## THE TASK
Check each line for the word "Weights" and give how many have it. Say nothing else.

## DATA SHOWN
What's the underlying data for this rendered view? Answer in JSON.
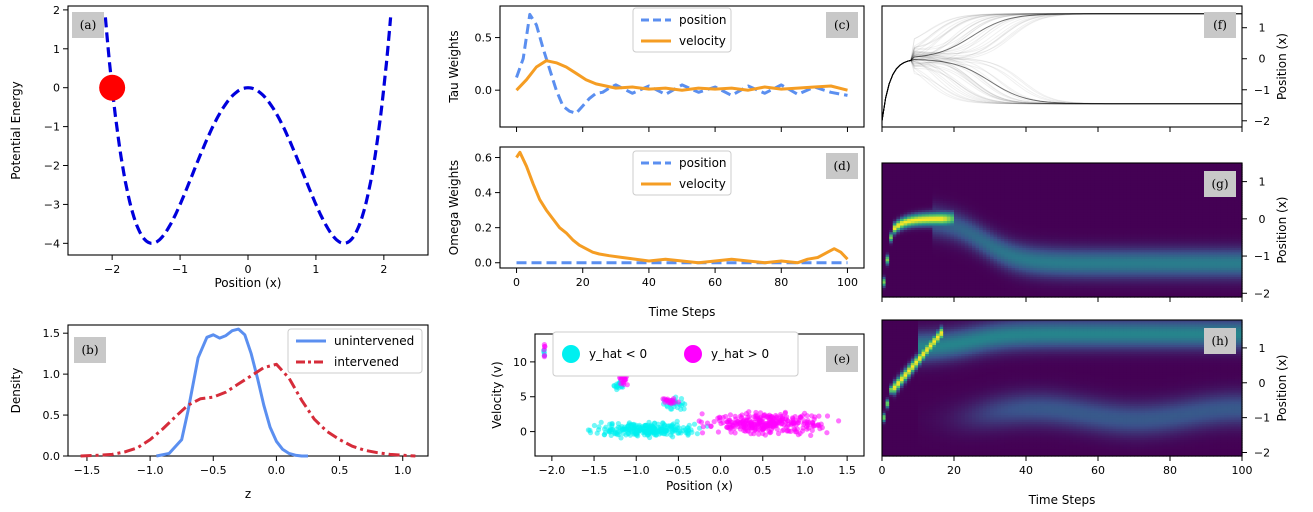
{
  "chart_data": [
    {
      "id": "a",
      "panel_label": "(a)",
      "type": "line",
      "xlabel": "Position (x)",
      "ylabel": "Potential Energy",
      "xlim": [
        -2.65,
        2.65
      ],
      "ylim": [
        -4.3,
        2.1
      ],
      "xticks": [
        -2,
        -1,
        0,
        1,
        2
      ],
      "yticks": [
        -4,
        -3,
        -2,
        -1,
        0,
        1,
        2
      ],
      "function": "x^4 - 4x^2",
      "x_range": [
        -2.1,
        2.1
      ],
      "marker": {
        "x": -2.0,
        "y": 0.0,
        "color": "#ff0000"
      },
      "series_color": "#0000dd"
    },
    {
      "id": "b",
      "panel_label": "(b)",
      "type": "line",
      "xlabel": "z",
      "ylabel": "Density",
      "xlim": [
        -1.65,
        1.2
      ],
      "ylim": [
        0,
        1.6
      ],
      "xticks": [
        -1.5,
        -1.0,
        -0.5,
        0.0,
        0.5,
        1.0
      ],
      "yticks": [
        0.0,
        0.5,
        1.0,
        1.5
      ],
      "legend": "top-right",
      "series": [
        {
          "name": "unintervened",
          "color": "#5b8ff0",
          "dash": "solid",
          "x": [
            -0.95,
            -0.85,
            -0.75,
            -0.7,
            -0.62,
            -0.55,
            -0.5,
            -0.45,
            -0.4,
            -0.35,
            -0.3,
            -0.25,
            -0.2,
            -0.15,
            -0.1,
            -0.05,
            0.0,
            0.05,
            0.1,
            0.15,
            0.2,
            0.25
          ],
          "y": [
            0.0,
            0.03,
            0.2,
            0.55,
            1.2,
            1.45,
            1.48,
            1.44,
            1.47,
            1.53,
            1.55,
            1.48,
            1.25,
            0.95,
            0.62,
            0.35,
            0.18,
            0.08,
            0.03,
            0.01,
            0.0,
            0.0
          ]
        },
        {
          "name": "intervened",
          "color": "#d62c3a",
          "dash": "dashdot",
          "x": [
            -1.55,
            -1.4,
            -1.3,
            -1.2,
            -1.1,
            -1.0,
            -0.9,
            -0.8,
            -0.7,
            -0.6,
            -0.5,
            -0.4,
            -0.3,
            -0.2,
            -0.1,
            0.0,
            0.1,
            0.2,
            0.3,
            0.4,
            0.5,
            0.6,
            0.7,
            0.8,
            0.9,
            1.0,
            1.1
          ],
          "y": [
            0.0,
            0.01,
            0.02,
            0.05,
            0.1,
            0.2,
            0.33,
            0.48,
            0.62,
            0.7,
            0.72,
            0.78,
            0.88,
            0.98,
            1.08,
            1.12,
            0.95,
            0.68,
            0.45,
            0.3,
            0.2,
            0.12,
            0.07,
            0.04,
            0.02,
            0.01,
            0.0
          ]
        }
      ]
    },
    {
      "id": "c",
      "panel_label": "(c)",
      "type": "line",
      "xlabel": "",
      "ylabel": "Tau Weights",
      "xlim": [
        -5,
        105
      ],
      "ylim": [
        -0.35,
        0.8
      ],
      "xticks": [
        0,
        20,
        40,
        60,
        80,
        100
      ],
      "yticks": [
        0.0,
        0.5
      ],
      "legend": "top-center",
      "series": [
        {
          "name": "position",
          "color": "#5b8ff0",
          "dash": "dashed",
          "x": [
            0,
            2,
            4,
            6,
            8,
            10,
            12,
            14,
            16,
            18,
            20,
            22,
            24,
            26,
            28,
            30,
            35,
            40,
            45,
            50,
            55,
            60,
            65,
            70,
            75,
            80,
            85,
            90,
            95,
            100
          ],
          "y": [
            0.12,
            0.3,
            0.72,
            0.62,
            0.4,
            0.2,
            0.0,
            -0.15,
            -0.2,
            -0.22,
            -0.15,
            -0.08,
            -0.03,
            -0.02,
            0.02,
            0.05,
            -0.03,
            0.04,
            -0.04,
            0.05,
            -0.02,
            0.03,
            -0.05,
            0.04,
            -0.03,
            0.05,
            -0.04,
            0.03,
            -0.02,
            -0.05
          ]
        },
        {
          "name": "velocity",
          "color": "#f59d23",
          "dash": "solid",
          "x": [
            0,
            3,
            6,
            9,
            12,
            15,
            18,
            21,
            24,
            27,
            30,
            35,
            40,
            45,
            50,
            55,
            60,
            65,
            70,
            75,
            80,
            85,
            90,
            95,
            100
          ],
          "y": [
            0.0,
            0.1,
            0.22,
            0.28,
            0.26,
            0.22,
            0.16,
            0.1,
            0.06,
            0.04,
            0.02,
            0.03,
            0.01,
            0.02,
            0.0,
            0.02,
            0.01,
            0.02,
            0.0,
            0.03,
            0.01,
            0.02,
            0.03,
            0.04,
            0.0
          ]
        }
      ]
    },
    {
      "id": "d",
      "panel_label": "(d)",
      "type": "line",
      "xlabel": "Time Steps",
      "ylabel": "Omega Weights",
      "xlim": [
        -5,
        105
      ],
      "ylim": [
        -0.03,
        0.66
      ],
      "xticks": [
        0,
        20,
        40,
        60,
        80,
        100
      ],
      "yticks": [
        0.0,
        0.2,
        0.4,
        0.6
      ],
      "legend": "top-center",
      "series": [
        {
          "name": "position",
          "color": "#5b8ff0",
          "dash": "dashed",
          "x": [
            0,
            100
          ],
          "y": [
            0.0,
            0.0
          ]
        },
        {
          "name": "velocity",
          "color": "#f59d23",
          "dash": "solid",
          "x": [
            0,
            1,
            3,
            5,
            7,
            9,
            11,
            13,
            15,
            17,
            19,
            21,
            23,
            25,
            28,
            32,
            36,
            40,
            45,
            50,
            55,
            60,
            65,
            70,
            75,
            80,
            85,
            88,
            91,
            94,
            96,
            98,
            100
          ],
          "y": [
            0.6,
            0.63,
            0.55,
            0.45,
            0.36,
            0.3,
            0.25,
            0.2,
            0.17,
            0.13,
            0.1,
            0.08,
            0.06,
            0.05,
            0.04,
            0.03,
            0.02,
            0.01,
            0.02,
            0.01,
            0.0,
            0.01,
            0.02,
            0.01,
            0.0,
            0.01,
            0.0,
            0.02,
            0.03,
            0.06,
            0.08,
            0.06,
            0.02
          ]
        }
      ]
    },
    {
      "id": "e",
      "panel_label": "(e)",
      "type": "scatter",
      "xlabel": "Position (x)",
      "ylabel": "Velocity (v)",
      "xlim": [
        -2.2,
        1.7
      ],
      "ylim": [
        -3.5,
        14.0
      ],
      "xticks": [
        -2.0,
        -1.5,
        -1.0,
        -0.5,
        0.0,
        0.5,
        1.0,
        1.5
      ],
      "yticks": [
        0,
        5,
        10
      ],
      "legend": "top-center",
      "series": [
        {
          "name": "y_hat < 0",
          "color": "#00f0f0",
          "clusters": [
            {
              "x": [
                -1.75,
                -0.05
              ],
              "y": [
                -1.0,
                1.5
              ],
              "n": 260
            },
            {
              "x": [
                -0.75,
                -0.35
              ],
              "y": [
                2.8,
                5.0
              ],
              "n": 30
            },
            {
              "x": [
                -1.3,
                -1.1
              ],
              "y": [
                5.8,
                7.6
              ],
              "n": 20
            },
            {
              "x": [
                -2.1,
                -2.08
              ],
              "y": [
                9.6,
                12.5
              ],
              "n": 6
            }
          ]
        },
        {
          "name": "y_hat > 0",
          "color": "#ff00ff",
          "clusters": [
            {
              "x": [
                -0.45,
                1.55
              ],
              "y": [
                -0.6,
                3.0
              ],
              "n": 300
            },
            {
              "x": [
                -0.75,
                -0.45
              ],
              "y": [
                3.5,
                5.0
              ],
              "n": 18
            },
            {
              "x": [
                -1.25,
                -1.05
              ],
              "y": [
                6.5,
                8.2
              ],
              "n": 18
            },
            {
              "x": [
                -2.1,
                -2.08
              ],
              "y": [
                10.5,
                13.0
              ],
              "n": 6
            }
          ]
        }
      ]
    },
    {
      "id": "f",
      "panel_label": "(f)",
      "type": "line",
      "xlabel": "",
      "ylabel": "Position (x)",
      "xlim": [
        0,
        100
      ],
      "ylim": [
        -2.2,
        1.7
      ],
      "xticks": [
        0,
        20,
        40,
        60,
        80,
        100
      ],
      "yticks": [
        -2,
        -1,
        0,
        1
      ],
      "y_axis_side": "right",
      "series_color": "#000000",
      "trajectories": {
        "count": 60,
        "start": -2.0,
        "peak_x": 8,
        "peak_y": 0.0,
        "upper": 1.45,
        "lower": -1.45
      }
    },
    {
      "id": "g",
      "panel_label": "(g)",
      "type": "heatmap",
      "xlabel": "",
      "ylabel": "Position (x)",
      "xlim": [
        0,
        100
      ],
      "ylim": [
        -2.1,
        1.5
      ],
      "xticks": [
        0,
        20,
        40,
        60,
        80,
        100
      ],
      "yticks": [
        -2,
        -1,
        0,
        1
      ],
      "y_axis_side": "right",
      "colormap": "viridis"
    },
    {
      "id": "h",
      "panel_label": "(h)",
      "type": "heatmap",
      "xlabel": "Time Steps",
      "ylabel": "Position (x)",
      "xlim": [
        0,
        100
      ],
      "ylim": [
        -2.1,
        1.8
      ],
      "xticks": [
        0,
        20,
        40,
        60,
        80,
        100
      ],
      "yticks": [
        -2,
        -1,
        0,
        1
      ],
      "y_axis_side": "right",
      "colormap": "viridis"
    }
  ]
}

## EXERCISE RESULT
2